Every line below should be copied exactly; drop the pictures.

++++++

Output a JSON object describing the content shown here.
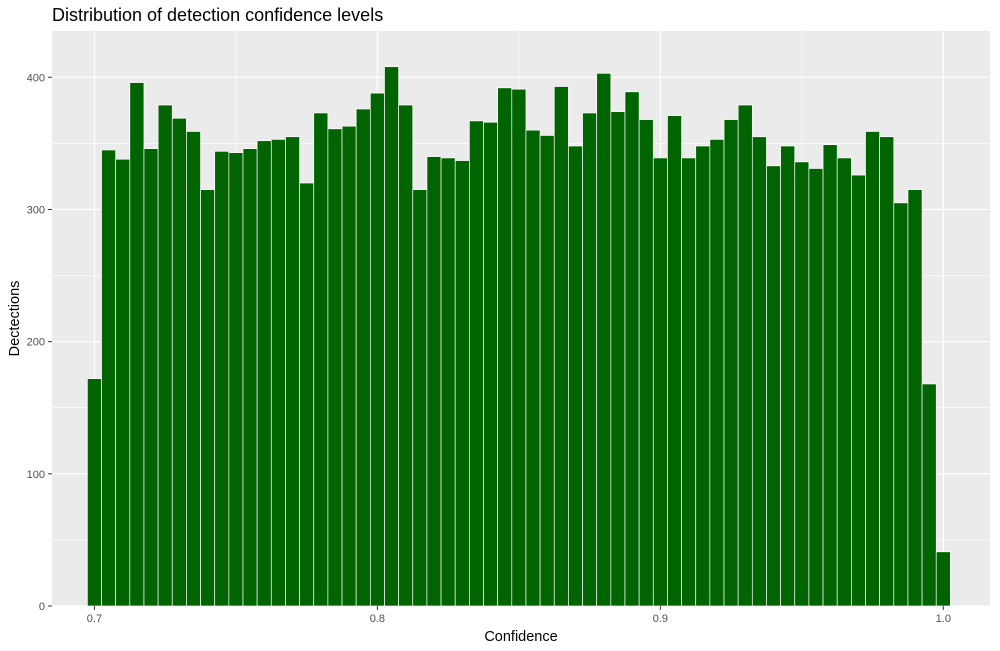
{
  "chart_data": {
    "type": "bar",
    "title": "Distribution of detection confidence levels",
    "xlabel": "Confidence",
    "ylabel": "Dectections",
    "xlim": [
      0.685,
      1.0165
    ],
    "ylim": [
      0,
      435
    ],
    "xticks": [
      0.7,
      0.8,
      0.9,
      1.0
    ],
    "xtick_labels": [
      "0.7",
      "0.8",
      "0.9",
      "1.0"
    ],
    "yticks": [
      0,
      100,
      200,
      300,
      400
    ],
    "ytick_labels": [
      "0",
      "100",
      "200",
      "300",
      "400"
    ],
    "bin_start": 0.6975,
    "bin_width": 0.005,
    "values": [
      172,
      345,
      338,
      396,
      346,
      379,
      369,
      359,
      315,
      344,
      343,
      346,
      352,
      353,
      355,
      320,
      373,
      361,
      363,
      376,
      388,
      408,
      379,
      315,
      340,
      339,
      337,
      367,
      366,
      392,
      391,
      360,
      356,
      393,
      348,
      373,
      403,
      374,
      389,
      368,
      339,
      371,
      339,
      348,
      353,
      368,
      379,
      355,
      333,
      348,
      336,
      331,
      349,
      339,
      326,
      359,
      355,
      305,
      315,
      168,
      41
    ],
    "bar_color": "#006400",
    "bar_outline": "#ffffff",
    "panel_background": "#ebebeb",
    "grid": true,
    "legend": "none"
  }
}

++++++

#### Complete response:
Output a JSON object describing the content shown here.
{
  "chart_data": {
    "type": "bar",
    "title": "Distribution of detection confidence levels",
    "xlabel": "Confidence",
    "ylabel": "Dectections",
    "xlim": [
      0.685,
      1.0165
    ],
    "ylim": [
      0,
      435
    ],
    "xticks": [
      0.7,
      0.8,
      0.9,
      1.0
    ],
    "xtick_labels": [
      "0.7",
      "0.8",
      "0.9",
      "1.0"
    ],
    "yticks": [
      0,
      100,
      200,
      300,
      400
    ],
    "ytick_labels": [
      "0",
      "100",
      "200",
      "300",
      "400"
    ],
    "bin_start": 0.6975,
    "bin_width": 0.005,
    "values": [
      172,
      345,
      338,
      396,
      346,
      379,
      369,
      359,
      315,
      344,
      343,
      346,
      352,
      353,
      355,
      320,
      373,
      361,
      363,
      376,
      388,
      408,
      379,
      315,
      340,
      339,
      337,
      367,
      366,
      392,
      391,
      360,
      356,
      393,
      348,
      373,
      403,
      374,
      389,
      368,
      339,
      371,
      339,
      348,
      353,
      368,
      379,
      355,
      333,
      348,
      336,
      331,
      349,
      339,
      326,
      359,
      355,
      305,
      315,
      168,
      41
    ],
    "bar_color": "#006400",
    "bar_outline": "#ffffff",
    "panel_background": "#ebebeb",
    "grid": true,
    "legend": "none"
  }
}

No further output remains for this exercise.